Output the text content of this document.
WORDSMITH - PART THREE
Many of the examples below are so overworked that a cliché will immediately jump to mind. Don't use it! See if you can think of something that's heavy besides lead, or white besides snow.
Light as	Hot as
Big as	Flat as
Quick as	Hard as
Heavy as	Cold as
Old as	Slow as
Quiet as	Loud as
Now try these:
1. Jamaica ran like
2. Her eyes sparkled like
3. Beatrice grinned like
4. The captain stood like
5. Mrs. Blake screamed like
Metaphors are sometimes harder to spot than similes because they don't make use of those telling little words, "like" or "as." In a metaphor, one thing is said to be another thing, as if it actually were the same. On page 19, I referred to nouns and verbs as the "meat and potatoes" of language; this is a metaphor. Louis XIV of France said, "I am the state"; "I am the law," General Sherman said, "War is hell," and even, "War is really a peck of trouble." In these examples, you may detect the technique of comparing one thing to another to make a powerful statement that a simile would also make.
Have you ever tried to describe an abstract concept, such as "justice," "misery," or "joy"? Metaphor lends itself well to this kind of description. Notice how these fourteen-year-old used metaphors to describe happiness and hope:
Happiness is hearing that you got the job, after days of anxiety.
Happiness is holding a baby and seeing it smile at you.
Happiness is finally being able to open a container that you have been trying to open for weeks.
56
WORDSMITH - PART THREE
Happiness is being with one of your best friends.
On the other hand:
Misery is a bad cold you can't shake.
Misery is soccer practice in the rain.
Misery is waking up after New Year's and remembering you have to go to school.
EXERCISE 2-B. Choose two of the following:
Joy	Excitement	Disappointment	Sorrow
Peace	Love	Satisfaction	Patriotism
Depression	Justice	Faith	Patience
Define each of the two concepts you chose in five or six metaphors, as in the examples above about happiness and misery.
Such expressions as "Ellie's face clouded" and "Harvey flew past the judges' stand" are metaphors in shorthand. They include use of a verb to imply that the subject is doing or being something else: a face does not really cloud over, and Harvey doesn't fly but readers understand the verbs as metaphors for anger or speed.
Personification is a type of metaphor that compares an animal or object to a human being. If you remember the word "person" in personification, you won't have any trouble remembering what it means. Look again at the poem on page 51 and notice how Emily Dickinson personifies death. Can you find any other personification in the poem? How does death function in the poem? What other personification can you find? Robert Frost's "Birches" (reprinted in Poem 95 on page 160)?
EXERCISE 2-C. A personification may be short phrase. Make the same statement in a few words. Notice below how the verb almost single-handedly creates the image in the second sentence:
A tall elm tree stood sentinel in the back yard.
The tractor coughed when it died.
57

^^^^^^^^^^^^^^^^

◆ Goal ◆
Extract the whole listing, character for character.

◆ Task output ◆
Output the text content of this document.
WORDSMITH - PART THREE
Many of the examples below are so overworked that a cliché will immediately jump to mind. Don't use it! See if you can think of something that's heavy besides lead, or white besides snow.
Light as	Hot as
Big as	Flat as
Quick as	Hard as
Heavy as	Cold as
Old as	Slow as
Quiet as	Loud as
Now try these:
1. Jamaica ran like
2. Her eyes sparkled like
3. Beatrice grinned like
4. The captain stood like
5. Mrs. Blake screamed like
Metaphors are sometimes harder to spot than similes because they don't make use of those telling little words, "like" or "as." In a metaphor, one thing is said to be another thing, as if it actually were the same. On page 19, I referred to nouns and verbs as the "meat and potatoes" of language; this is a metaphor. Louis XIV of France said, "I am the state"; "I am the law," General Sherman said, "War is hell," and even, "War is really a peck of trouble." In these examples, you may detect the technique of comparing one thing to another to make a powerful statement that a simile would also make.
Have you ever tried to describe an abstract concept, such as "justice," "misery," or "joy"? Metaphor lends itself well to this kind of description. Notice how these fourteen-year-old used metaphors to describe happiness and hope:
Happiness is hearing that you got the job, after days of anxiety.
Happiness is holding a baby and seeing it smile at you.
Happiness is finally being able to open a container that you have been trying to open for weeks.
56
WORDSMITH - PART THREE
Happiness is being with one of your best friends.
On the other hand:
Misery is a bad cold you can't shake.
Misery is soccer practice in the rain.
Misery is waking up after New Year's and remembering you have to go to school.
EXERCISE 2-B. Choose two of the following:
Joy	Excitement	Disappointment	Sorrow
Peace	Love	Satisfaction	Patriotism
Depression	Justice	Faith	Patience
Define each of the two concepts you chose in five or six metaphors, as in the examples above about happiness and misery.
Such expressions as "Ellie's face clouded" and "Harvey flew past the judges' stand" are metaphors in shorthand. They include use of a verb to imply that the subject is doing or being something else: a face does not really cloud over, and Harvey doesn't fly but readers understand the verbs as metaphors for anger or speed.
Personification is a type of metaphor that compares an animal or object to a human being. If you remember the word "person" in personification, you won't have any trouble remembering what it means. Look again at the poem on page 51 and notice how Emily Dickinson personifies death. Can you find any other personification in the poem? How does death function in the poem? What other personification can you find? Robert Frost's "Birches" (reprinted in Poem 95 on page 160)?
EXERCISE 2-C. A personification may be short phrase. Make the same statement in a few words. Notice below how the verb almost single-handedly creates the image in the second sentence:
A tall elm tree stood sentinel in the back yard.
The tractor coughed when it died.
57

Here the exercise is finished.